*WHAT THE EXERCISE ASKS*. Copy every record below exactly as written, but leave out the pictures.

=======

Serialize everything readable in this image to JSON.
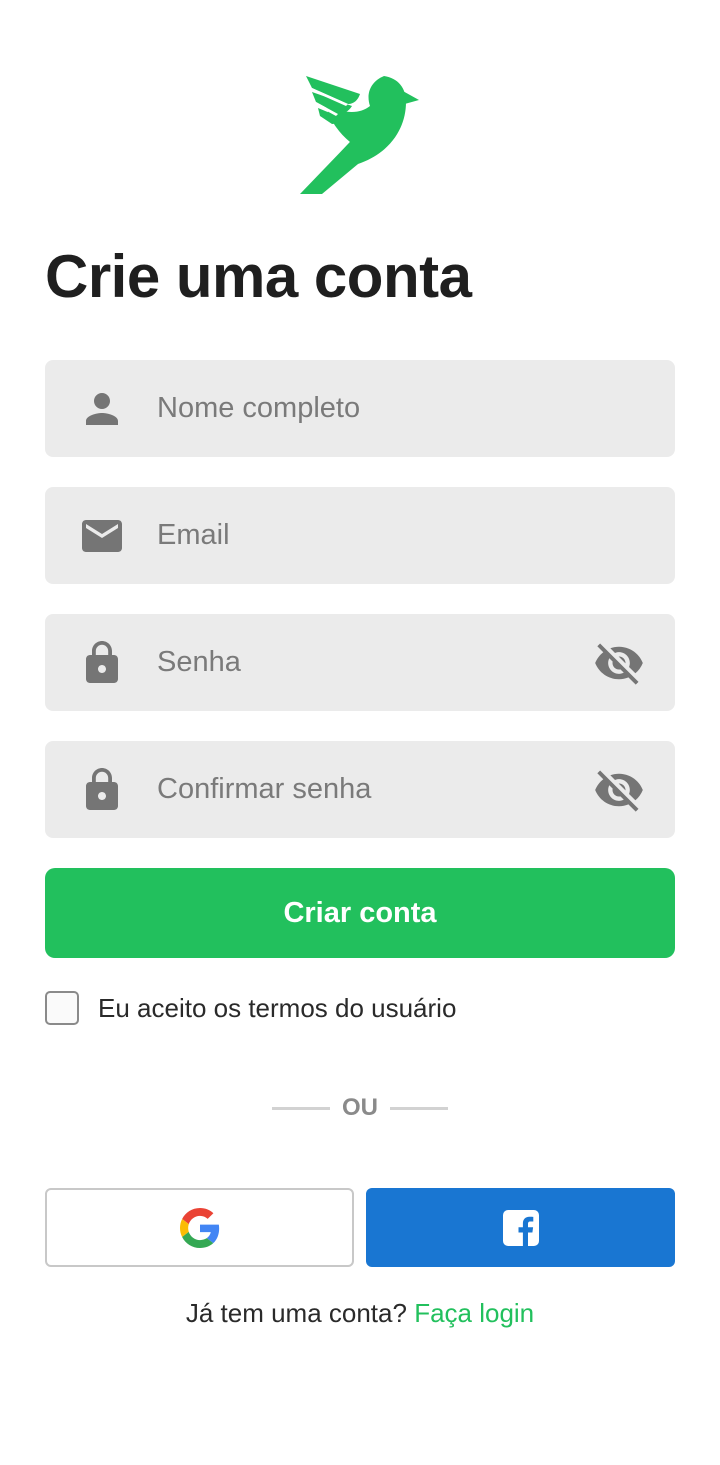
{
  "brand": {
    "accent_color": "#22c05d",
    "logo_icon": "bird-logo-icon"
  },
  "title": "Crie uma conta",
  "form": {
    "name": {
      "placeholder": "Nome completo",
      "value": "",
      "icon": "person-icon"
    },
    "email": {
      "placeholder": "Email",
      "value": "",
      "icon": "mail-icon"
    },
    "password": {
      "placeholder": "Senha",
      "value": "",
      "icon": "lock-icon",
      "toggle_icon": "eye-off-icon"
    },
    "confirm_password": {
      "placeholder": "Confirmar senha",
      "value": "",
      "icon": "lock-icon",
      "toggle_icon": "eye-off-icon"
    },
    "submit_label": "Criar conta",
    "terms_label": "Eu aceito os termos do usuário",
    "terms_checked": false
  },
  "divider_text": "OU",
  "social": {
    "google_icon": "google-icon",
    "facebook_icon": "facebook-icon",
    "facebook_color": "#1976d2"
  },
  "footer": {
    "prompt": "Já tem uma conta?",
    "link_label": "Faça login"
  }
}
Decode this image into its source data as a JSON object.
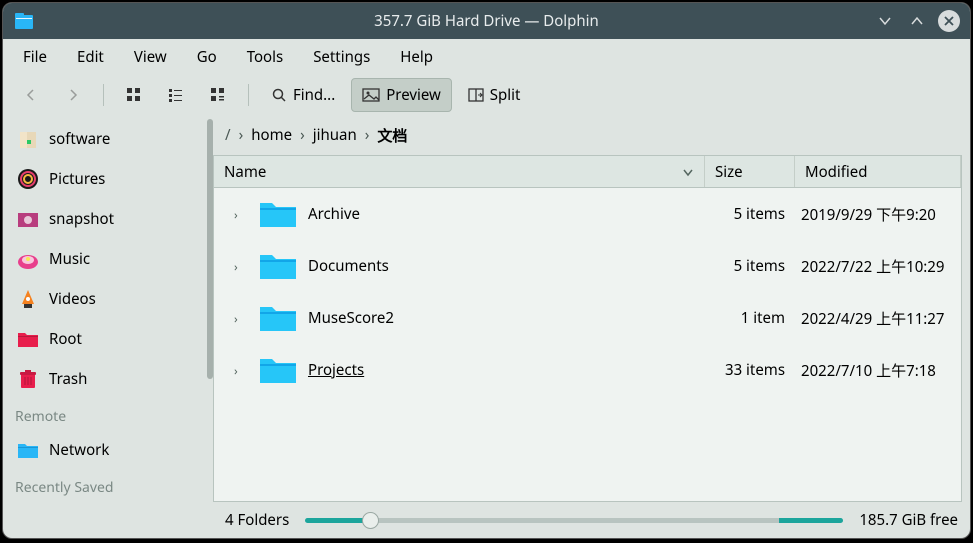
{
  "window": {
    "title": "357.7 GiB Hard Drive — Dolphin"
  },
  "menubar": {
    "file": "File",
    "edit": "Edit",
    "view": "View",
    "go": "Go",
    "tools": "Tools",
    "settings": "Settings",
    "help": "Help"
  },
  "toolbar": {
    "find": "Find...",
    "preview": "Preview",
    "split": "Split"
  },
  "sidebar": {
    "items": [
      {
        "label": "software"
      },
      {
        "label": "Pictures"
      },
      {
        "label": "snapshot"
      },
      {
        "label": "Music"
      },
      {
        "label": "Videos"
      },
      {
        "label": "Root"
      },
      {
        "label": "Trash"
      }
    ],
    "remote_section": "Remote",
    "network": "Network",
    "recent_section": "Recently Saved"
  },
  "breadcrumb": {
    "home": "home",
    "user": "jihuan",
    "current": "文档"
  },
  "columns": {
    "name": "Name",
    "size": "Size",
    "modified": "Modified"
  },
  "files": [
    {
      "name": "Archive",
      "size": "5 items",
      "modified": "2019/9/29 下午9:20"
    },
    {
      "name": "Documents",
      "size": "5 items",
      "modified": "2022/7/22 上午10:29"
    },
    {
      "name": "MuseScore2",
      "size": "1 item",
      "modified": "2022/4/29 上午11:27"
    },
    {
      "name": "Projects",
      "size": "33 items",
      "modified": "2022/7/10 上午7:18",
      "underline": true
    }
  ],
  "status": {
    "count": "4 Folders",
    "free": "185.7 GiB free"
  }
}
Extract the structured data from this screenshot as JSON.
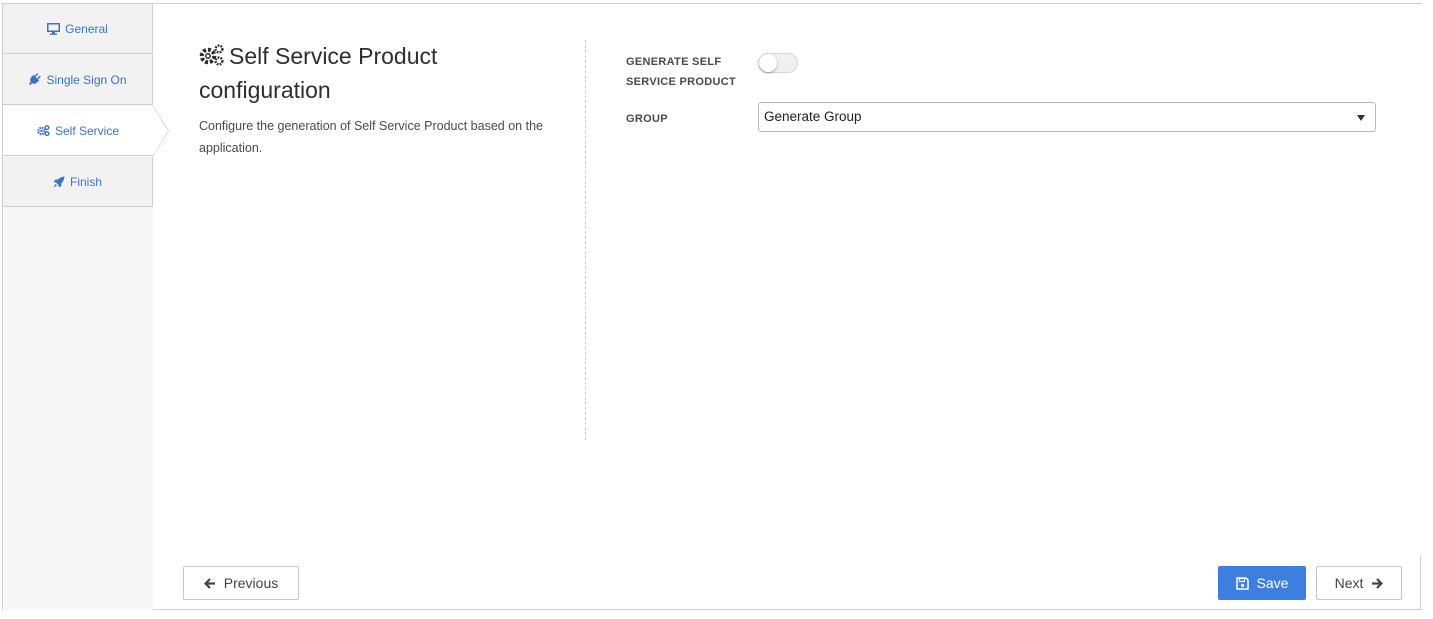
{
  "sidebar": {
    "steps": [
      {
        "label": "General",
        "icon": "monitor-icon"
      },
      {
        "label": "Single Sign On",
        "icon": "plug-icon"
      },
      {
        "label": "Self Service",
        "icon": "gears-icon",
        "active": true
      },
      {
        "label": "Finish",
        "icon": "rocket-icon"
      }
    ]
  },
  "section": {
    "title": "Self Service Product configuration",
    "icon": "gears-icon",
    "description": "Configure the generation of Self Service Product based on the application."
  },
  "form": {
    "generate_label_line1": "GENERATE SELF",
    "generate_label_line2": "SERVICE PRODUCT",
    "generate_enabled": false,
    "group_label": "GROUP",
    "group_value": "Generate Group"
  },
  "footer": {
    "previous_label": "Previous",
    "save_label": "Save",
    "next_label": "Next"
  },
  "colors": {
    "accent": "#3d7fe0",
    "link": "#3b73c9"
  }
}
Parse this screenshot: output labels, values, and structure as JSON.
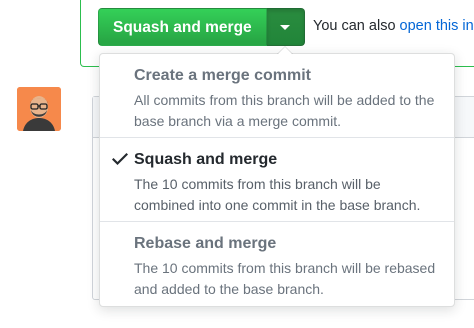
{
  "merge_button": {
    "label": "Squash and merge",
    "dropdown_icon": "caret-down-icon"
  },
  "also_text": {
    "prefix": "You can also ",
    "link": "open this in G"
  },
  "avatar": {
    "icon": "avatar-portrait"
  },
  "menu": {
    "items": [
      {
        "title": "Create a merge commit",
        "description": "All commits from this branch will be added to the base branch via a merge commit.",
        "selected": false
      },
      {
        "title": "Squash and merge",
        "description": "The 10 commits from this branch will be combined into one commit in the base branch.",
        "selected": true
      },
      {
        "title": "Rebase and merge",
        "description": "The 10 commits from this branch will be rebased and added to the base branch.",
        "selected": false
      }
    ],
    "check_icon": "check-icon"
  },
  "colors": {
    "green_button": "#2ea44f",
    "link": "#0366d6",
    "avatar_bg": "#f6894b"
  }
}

=======

*SOLUTION BELOW*.
Serialize everything readable in this image to JSON.
{
  "brand": {
    "accent_color": "#22c05d",
    "logo_icon": "bird-logo-icon"
  },
  "title": "Crie uma conta",
  "form": {
    "name": {
      "placeholder": "Nome completo",
      "value": "",
      "icon": "person-icon"
    },
    "email": {
      "placeholder": "Email",
      "value": "",
      "icon": "mail-icon"
    },
    "password": {
      "placeholder": "Senha",
      "value": "",
      "icon": "lock-icon",
      "toggle_icon": "eye-off-icon"
    },
    "confirm_password": {
      "placeholder": "Confirmar senha",
      "value": "",
      "icon": "lock-icon",
      "toggle_icon": "eye-off-icon"
    },
    "submit_label": "Criar conta",
    "terms_label": "Eu aceito os termos do usuário",
    "terms_checked": false
  },
  "divider_text": "OU",
  "social": {
    "google_icon": "google-icon",
    "facebook_icon": "facebook-icon",
    "facebook_color": "#1976d2"
  },
  "footer": {
    "prompt": "Já tem uma conta?",
    "link_label": "Faça login"
  }
}
Decode this image into its source data as a JSON object.
{
  "window": {
    "title": "357.7 GiB Hard Drive — Dolphin"
  },
  "menubar": {
    "file": "File",
    "edit": "Edit",
    "view": "View",
    "go": "Go",
    "tools": "Tools",
    "settings": "Settings",
    "help": "Help"
  },
  "toolbar": {
    "find": "Find...",
    "preview": "Preview",
    "split": "Split"
  },
  "sidebar": {
    "items": [
      {
        "label": "software"
      },
      {
        "label": "Pictures"
      },
      {
        "label": "snapshot"
      },
      {
        "label": "Music"
      },
      {
        "label": "Videos"
      },
      {
        "label": "Root"
      },
      {
        "label": "Trash"
      }
    ],
    "remote_section": "Remote",
    "network": "Network",
    "recent_section": "Recently Saved"
  },
  "breadcrumb": {
    "home": "home",
    "user": "jihuan",
    "current": "文档"
  },
  "columns": {
    "name": "Name",
    "size": "Size",
    "modified": "Modified"
  },
  "files": [
    {
      "name": "Archive",
      "size": "5 items",
      "modified": "2019/9/29 下午9:20"
    },
    {
      "name": "Documents",
      "size": "5 items",
      "modified": "2022/7/22 上午10:29"
    },
    {
      "name": "MuseScore2",
      "size": "1 item",
      "modified": "2022/4/29 上午11:27"
    },
    {
      "name": "Projects",
      "size": "33 items",
      "modified": "2022/7/10 上午7:18",
      "underline": true
    }
  ],
  "status": {
    "count": "4 Folders",
    "free": "185.7 GiB free"
  }
}
Extract the structured data from this screenshot as JSON.
{
  "sidebar": {
    "steps": [
      {
        "label": "General",
        "icon": "monitor-icon"
      },
      {
        "label": "Single Sign On",
        "icon": "plug-icon"
      },
      {
        "label": "Self Service",
        "icon": "gears-icon",
        "active": true
      },
      {
        "label": "Finish",
        "icon": "rocket-icon"
      }
    ]
  },
  "section": {
    "title": "Self Service Product configuration",
    "icon": "gears-icon",
    "description": "Configure the generation of Self Service Product based on the application."
  },
  "form": {
    "generate_label_line1": "GENERATE SELF",
    "generate_label_line2": "SERVICE PRODUCT",
    "generate_enabled": false,
    "group_label": "GROUP",
    "group_value": "Generate Group"
  },
  "footer": {
    "previous_label": "Previous",
    "save_label": "Save",
    "next_label": "Next"
  },
  "colors": {
    "accent": "#3d7fe0",
    "link": "#3b73c9"
  }
}
Parse this screenshot: output labels, values, and structure as JSON.
{
  "merge_button": {
    "label": "Squash and merge",
    "dropdown_icon": "caret-down-icon"
  },
  "also_text": {
    "prefix": "You can also ",
    "link": "open this in G"
  },
  "avatar": {
    "icon": "avatar-portrait"
  },
  "menu": {
    "items": [
      {
        "title": "Create a merge commit",
        "description": "All commits from this branch will be added to the base branch via a merge commit.",
        "selected": false
      },
      {
        "title": "Squash and merge",
        "description": "The 10 commits from this branch will be combined into one commit in the base branch.",
        "selected": true
      },
      {
        "title": "Rebase and merge",
        "description": "The 10 commits from this branch will be rebased and added to the base branch.",
        "selected": false
      }
    ],
    "check_icon": "check-icon"
  },
  "colors": {
    "green_button": "#2ea44f",
    "link": "#0366d6",
    "avatar_bg": "#f6894b"
  }
}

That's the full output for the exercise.